What needs to be done
Go through the material and write it all out exactly, minus the pictures.

Data for this exercise
§ §
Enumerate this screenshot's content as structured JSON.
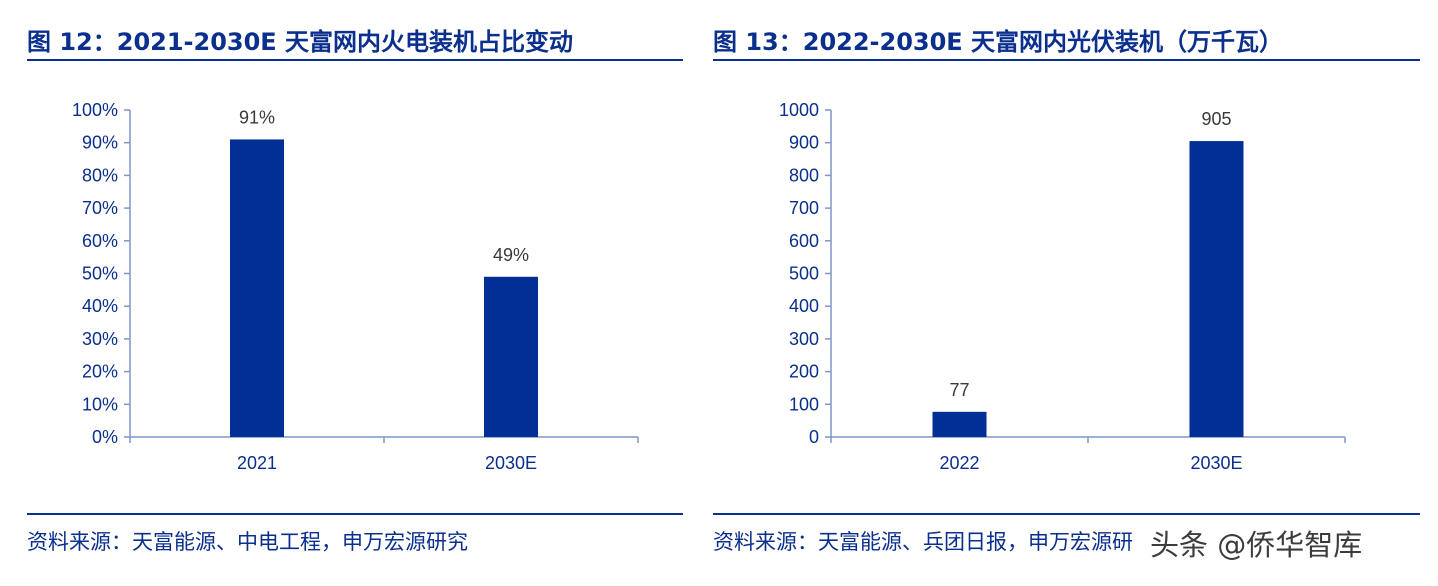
{
  "watermark": "头条 @侨华智库",
  "chart_data": [
    {
      "type": "bar",
      "title": "图 12：2021-2030E 天富网内火电装机占比变动",
      "source": "资料来源：天富能源、中电工程，申万宏源研究",
      "categories": [
        "2021",
        "2030E"
      ],
      "values": [
        91,
        49
      ],
      "value_labels": [
        "91%",
        "49%"
      ],
      "ylim": [
        0,
        100
      ],
      "yticks": [
        0,
        10,
        20,
        30,
        40,
        50,
        60,
        70,
        80,
        90,
        100
      ],
      "ytick_labels": [
        "0%",
        "10%",
        "20%",
        "30%",
        "40%",
        "50%",
        "60%",
        "70%",
        "80%",
        "90%",
        "100%"
      ],
      "xlabel": "",
      "ylabel": "",
      "grid": false,
      "colors": {
        "bar": "#002f96",
        "axis": "#7f96c8"
      }
    },
    {
      "type": "bar",
      "title": "图 13：2022-2030E 天富网内光伏装机（万千瓦）",
      "source": "资料来源：天富能源、兵团日报，申万宏源研",
      "categories": [
        "2022",
        "2030E"
      ],
      "values": [
        77,
        905
      ],
      "value_labels": [
        "77",
        "905"
      ],
      "ylim": [
        0,
        1000
      ],
      "yticks": [
        0,
        100,
        200,
        300,
        400,
        500,
        600,
        700,
        800,
        900,
        1000
      ],
      "ytick_labels": [
        "0",
        "100",
        "200",
        "300",
        "400",
        "500",
        "600",
        "700",
        "800",
        "900",
        "1000"
      ],
      "xlabel": "",
      "ylabel": "",
      "grid": false,
      "colors": {
        "bar": "#002f96",
        "axis": "#7f96c8"
      }
    }
  ]
}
§ §
Problem solution
Enumerate this screenshot's content as structured JSON.
{
  "watermark": "头条 @侨华智库",
  "chart_data": [
    {
      "type": "bar",
      "title": "图 12：2021-2030E 天富网内火电装机占比变动",
      "source": "资料来源：天富能源、中电工程，申万宏源研究",
      "categories": [
        "2021",
        "2030E"
      ],
      "values": [
        91,
        49
      ],
      "value_labels": [
        "91%",
        "49%"
      ],
      "ylim": [
        0,
        100
      ],
      "yticks": [
        0,
        10,
        20,
        30,
        40,
        50,
        60,
        70,
        80,
        90,
        100
      ],
      "ytick_labels": [
        "0%",
        "10%",
        "20%",
        "30%",
        "40%",
        "50%",
        "60%",
        "70%",
        "80%",
        "90%",
        "100%"
      ],
      "xlabel": "",
      "ylabel": "",
      "grid": false,
      "colors": {
        "bar": "#002f96",
        "axis": "#7f96c8"
      }
    },
    {
      "type": "bar",
      "title": "图 13：2022-2030E 天富网内光伏装机（万千瓦）",
      "source": "资料来源：天富能源、兵团日报，申万宏源研",
      "categories": [
        "2022",
        "2030E"
      ],
      "values": [
        77,
        905
      ],
      "value_labels": [
        "77",
        "905"
      ],
      "ylim": [
        0,
        1000
      ],
      "yticks": [
        0,
        100,
        200,
        300,
        400,
        500,
        600,
        700,
        800,
        900,
        1000
      ],
      "ytick_labels": [
        "0",
        "100",
        "200",
        "300",
        "400",
        "500",
        "600",
        "700",
        "800",
        "900",
        "1000"
      ],
      "xlabel": "",
      "ylabel": "",
      "grid": false,
      "colors": {
        "bar": "#002f96",
        "axis": "#7f96c8"
      }
    }
  ]
}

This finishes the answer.